→ **Records to use**
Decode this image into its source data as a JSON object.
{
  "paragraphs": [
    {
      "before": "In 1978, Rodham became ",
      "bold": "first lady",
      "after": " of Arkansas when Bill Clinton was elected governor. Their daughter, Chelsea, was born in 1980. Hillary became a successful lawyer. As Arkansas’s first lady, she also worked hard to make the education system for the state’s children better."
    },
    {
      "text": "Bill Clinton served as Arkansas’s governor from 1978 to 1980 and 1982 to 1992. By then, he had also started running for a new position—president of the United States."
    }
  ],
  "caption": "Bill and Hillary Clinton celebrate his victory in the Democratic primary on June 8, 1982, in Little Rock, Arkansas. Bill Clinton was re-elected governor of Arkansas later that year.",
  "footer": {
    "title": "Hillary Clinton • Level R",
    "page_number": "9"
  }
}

→ **Task brief**
What is the number of lines that hold the string "also"? Reply with that number alone.

→ **Correct response**
2